[The problem] Write out the listing in full, matching it word for word.
## Begin Materials provided
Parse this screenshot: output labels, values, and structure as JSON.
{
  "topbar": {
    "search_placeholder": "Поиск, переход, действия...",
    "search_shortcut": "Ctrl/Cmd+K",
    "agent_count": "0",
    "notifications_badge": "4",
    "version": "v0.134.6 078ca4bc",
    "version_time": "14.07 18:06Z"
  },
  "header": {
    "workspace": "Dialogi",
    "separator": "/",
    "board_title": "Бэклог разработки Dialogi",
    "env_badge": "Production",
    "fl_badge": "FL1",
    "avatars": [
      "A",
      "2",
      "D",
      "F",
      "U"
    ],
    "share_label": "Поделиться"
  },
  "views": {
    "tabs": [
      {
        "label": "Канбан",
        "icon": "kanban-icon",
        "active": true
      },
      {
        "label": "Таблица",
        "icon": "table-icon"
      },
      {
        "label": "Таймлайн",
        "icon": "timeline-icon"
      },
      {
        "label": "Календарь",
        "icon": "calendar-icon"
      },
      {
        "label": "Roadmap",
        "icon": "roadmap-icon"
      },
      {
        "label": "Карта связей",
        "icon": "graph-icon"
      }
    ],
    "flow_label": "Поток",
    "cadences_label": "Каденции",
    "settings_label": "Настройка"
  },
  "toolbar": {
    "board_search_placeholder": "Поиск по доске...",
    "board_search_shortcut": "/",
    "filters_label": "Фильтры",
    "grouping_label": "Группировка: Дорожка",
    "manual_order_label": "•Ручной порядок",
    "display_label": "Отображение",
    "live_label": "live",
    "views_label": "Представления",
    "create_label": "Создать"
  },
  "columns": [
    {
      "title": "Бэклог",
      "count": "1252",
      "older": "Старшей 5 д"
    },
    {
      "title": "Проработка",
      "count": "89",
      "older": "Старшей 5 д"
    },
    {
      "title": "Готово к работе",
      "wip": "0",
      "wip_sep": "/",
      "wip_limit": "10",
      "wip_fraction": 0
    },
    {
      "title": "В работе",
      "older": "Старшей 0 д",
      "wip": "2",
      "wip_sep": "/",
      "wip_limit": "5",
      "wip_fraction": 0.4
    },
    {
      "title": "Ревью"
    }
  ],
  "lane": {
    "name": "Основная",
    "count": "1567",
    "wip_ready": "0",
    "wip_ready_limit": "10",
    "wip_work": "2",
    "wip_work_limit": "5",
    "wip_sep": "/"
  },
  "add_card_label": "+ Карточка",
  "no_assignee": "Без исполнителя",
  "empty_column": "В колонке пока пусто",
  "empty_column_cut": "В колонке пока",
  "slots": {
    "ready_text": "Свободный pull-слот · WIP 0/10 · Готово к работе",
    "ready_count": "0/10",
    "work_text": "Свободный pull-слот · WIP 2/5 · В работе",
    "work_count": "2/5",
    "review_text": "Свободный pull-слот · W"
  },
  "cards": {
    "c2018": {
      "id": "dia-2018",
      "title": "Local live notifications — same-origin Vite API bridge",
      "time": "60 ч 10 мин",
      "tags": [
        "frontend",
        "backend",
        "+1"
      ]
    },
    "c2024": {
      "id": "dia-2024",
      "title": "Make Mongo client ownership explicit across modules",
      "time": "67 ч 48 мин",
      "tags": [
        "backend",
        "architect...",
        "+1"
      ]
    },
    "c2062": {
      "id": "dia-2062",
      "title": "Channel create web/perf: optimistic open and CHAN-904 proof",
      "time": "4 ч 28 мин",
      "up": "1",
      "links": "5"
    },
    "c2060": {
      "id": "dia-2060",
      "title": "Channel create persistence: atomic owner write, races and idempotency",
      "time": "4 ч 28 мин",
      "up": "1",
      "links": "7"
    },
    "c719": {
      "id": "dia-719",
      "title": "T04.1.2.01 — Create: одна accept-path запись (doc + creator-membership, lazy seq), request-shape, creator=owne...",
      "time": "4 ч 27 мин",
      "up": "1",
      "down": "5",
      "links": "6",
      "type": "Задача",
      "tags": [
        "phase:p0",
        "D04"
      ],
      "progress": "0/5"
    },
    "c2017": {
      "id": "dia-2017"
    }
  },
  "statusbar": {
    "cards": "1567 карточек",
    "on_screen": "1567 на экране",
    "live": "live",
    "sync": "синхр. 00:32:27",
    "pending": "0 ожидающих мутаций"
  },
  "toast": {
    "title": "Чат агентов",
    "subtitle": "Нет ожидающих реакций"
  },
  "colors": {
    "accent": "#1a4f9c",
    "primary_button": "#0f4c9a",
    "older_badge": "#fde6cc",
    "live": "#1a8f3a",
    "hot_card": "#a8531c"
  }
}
## End Materials provided
[Exercise result]
Parse this screenshot: output labels, values, and structure as JSON.
{
  "topbar": {
    "search_placeholder": "Поиск, переход, действия...",
    "search_shortcut": "Ctrl/Cmd+K",
    "agent_count": "0",
    "notifications_badge": "4",
    "version": "v0.134.6 078ca4bc",
    "version_time": "14.07 18:06Z"
  },
  "header": {
    "workspace": "Dialogi",
    "separator": "/",
    "board_title": "Бэклог разработки Dialogi",
    "env_badge": "Production",
    "fl_badge": "FL1",
    "avatars": [
      "A",
      "2",
      "D",
      "F",
      "U"
    ],
    "share_label": "Поделиться"
  },
  "views": {
    "tabs": [
      {
        "label": "Канбан",
        "icon": "kanban-icon",
        "active": true
      },
      {
        "label": "Таблица",
        "icon": "table-icon"
      },
      {
        "label": "Таймлайн",
        "icon": "timeline-icon"
      },
      {
        "label": "Календарь",
        "icon": "calendar-icon"
      },
      {
        "label": "Roadmap",
        "icon": "roadmap-icon"
      },
      {
        "label": "Карта связей",
        "icon": "graph-icon"
      }
    ],
    "flow_label": "Поток",
    "cadences_label": "Каденции",
    "settings_label": "Настройка"
  },
  "toolbar": {
    "board_search_placeholder": "Поиск по доске...",
    "board_search_shortcut": "/",
    "filters_label": "Фильтры",
    "grouping_label": "Группировка: Дорожка",
    "manual_order_label": "•Ручной порядок",
    "display_label": "Отображение",
    "live_label": "live",
    "views_label": "Представления",
    "create_label": "Создать"
  },
  "columns": [
    {
      "title": "Бэклог",
      "count": "1252",
      "older": "Старшей 5 д"
    },
    {
      "title": "Проработка",
      "count": "89",
      "older": "Старшей 5 д"
    },
    {
      "title": "Готово к работе",
      "wip": "0",
      "wip_sep": "/",
      "wip_limit": "10",
      "wip_fraction": 0
    },
    {
      "title": "В работе",
      "older": "Старшей 0 д",
      "wip": "2",
      "wip_sep": "/",
      "wip_limit": "5",
      "wip_fraction": 0.4
    },
    {
      "title": "Ревью"
    }
  ],
  "lane": {
    "name": "Основная",
    "count": "1567",
    "wip_ready": "0",
    "wip_ready_limit": "10",
    "wip_work": "2",
    "wip_work_limit": "5",
    "wip_sep": "/"
  },
  "add_card_label": "+ Карточка",
  "no_assignee": "Без исполнителя",
  "empty_column": "В колонке пока пусто",
  "empty_column_cut": "В колонке пока",
  "slots": {
    "ready_text": "Свободный pull-слот · WIP 0/10 · Готово к работе",
    "ready_count": "0/10",
    "work_text": "Свободный pull-слот · WIP 2/5 · В работе",
    "work_count": "2/5",
    "review_text": "Свободный pull-слот · W"
  },
  "cards": {
    "c2018": {
      "id": "dia-2018",
      "title": "Local live notifications — same-origin Vite API bridge",
      "time": "60 ч 10 мин",
      "tags": [
        "frontend",
        "backend",
        "+1"
      ]
    },
    "c2024": {
      "id": "dia-2024",
      "title": "Make Mongo client ownership explicit across modules",
      "time": "67 ч 48 мин",
      "tags": [
        "backend",
        "architect...",
        "+1"
      ]
    },
    "c2062": {
      "id": "dia-2062",
      "title": "Channel create web/perf: optimistic open and CHAN-904 proof",
      "time": "4 ч 28 мин",
      "up": "1",
      "links": "5"
    },
    "c2060": {
      "id": "dia-2060",
      "title": "Channel create persistence: atomic owner write, races and idempotency",
      "time": "4 ч 28 мин",
      "up": "1",
      "links": "7"
    },
    "c719": {
      "id": "dia-719",
      "title": "T04.1.2.01 — Create: одна accept-path запись (doc + creator-membership, lazy seq), request-shape, creator=owne...",
      "time": "4 ч 27 мин",
      "up": "1",
      "down": "5",
      "links": "6",
      "type": "Задача",
      "tags": [
        "phase:p0",
        "D04"
      ],
      "progress": "0/5"
    },
    "c2017": {
      "id": "dia-2017"
    }
  },
  "statusbar": {
    "cards": "1567 карточек",
    "on_screen": "1567 на экране",
    "live": "live",
    "sync": "синхр. 00:32:27",
    "pending": "0 ожидающих мутаций"
  },
  "toast": {
    "title": "Чат агентов",
    "subtitle": "Нет ожидающих реакций"
  },
  "colors": {
    "accent": "#1a4f9c",
    "primary_button": "#0f4c9a",
    "older_badge": "#fde6cc",
    "live": "#1a8f3a",
    "hot_card": "#a8531c"
  }
}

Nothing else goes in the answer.